Consigne: D'après l'extrait sur la sanction de l'ADEF par la CNIL, quel est le montant de l'amende infligée le 21 juin 2018 ?

Extrait:
***
Le 17 avril 2019, le Conseil d’Etat a statué sur le pouvoir de sanction de la CNIL.
La CNIL avait reçue des plaintes contre l’Association pour le développement des foyers (ADEF), l’alertant d’une faille de sécurité qui permettait à des personnes tierces d’accéder à des bulletins de salaires, avis d’imposition,… de personnes sollicitant ses services.
Pour rappel, la CNIL est compétente pour contrôler le respect de toute réglementation applicable à la protection des données personnelles, quelque soit l’organisme concerné (sociétés, associations, …).
La CNIL décide le 15 juin 2017 d’opérer un contrôle en ligne et, après avoir constaté l’existence de ladite faille, adresse plusieurs demandes à l’ADEF de prendre des mesures correctives. Constatant le 21 juin 2017 lors d’un contrôle sur place qu’aucune mesure n’a été prise, la présidente de la CNIL (à l’époque, Madame Isabelle Falque-Pierrotin) engage une procédure de sanction contre l’association.
Le 21 juin 2018 la CNIL sanctionne l’ADEF d’une amende de 75 000 euros ainsi que de la mise en ligne de la décision pour une durée de 2 ans.
La sanction remise en cause par l’ADEF
L’ADEF décide de contester la décision de la CNIL, la jugeant disproportionnée et inadéquate, et porte l’affaire devant le Conseil d’Etat le 24 août 2018.
***
Données:
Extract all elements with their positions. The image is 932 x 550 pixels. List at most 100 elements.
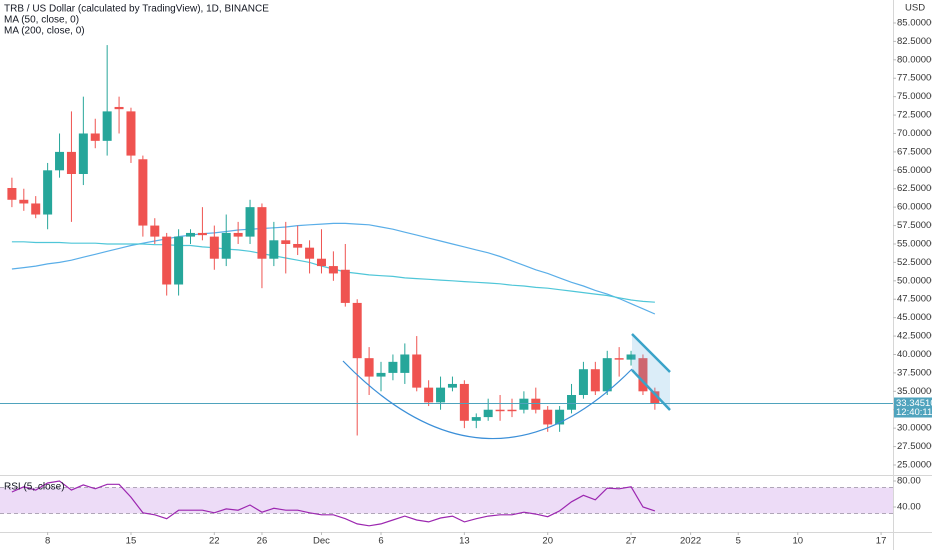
***
Réponse: 75 000 euros.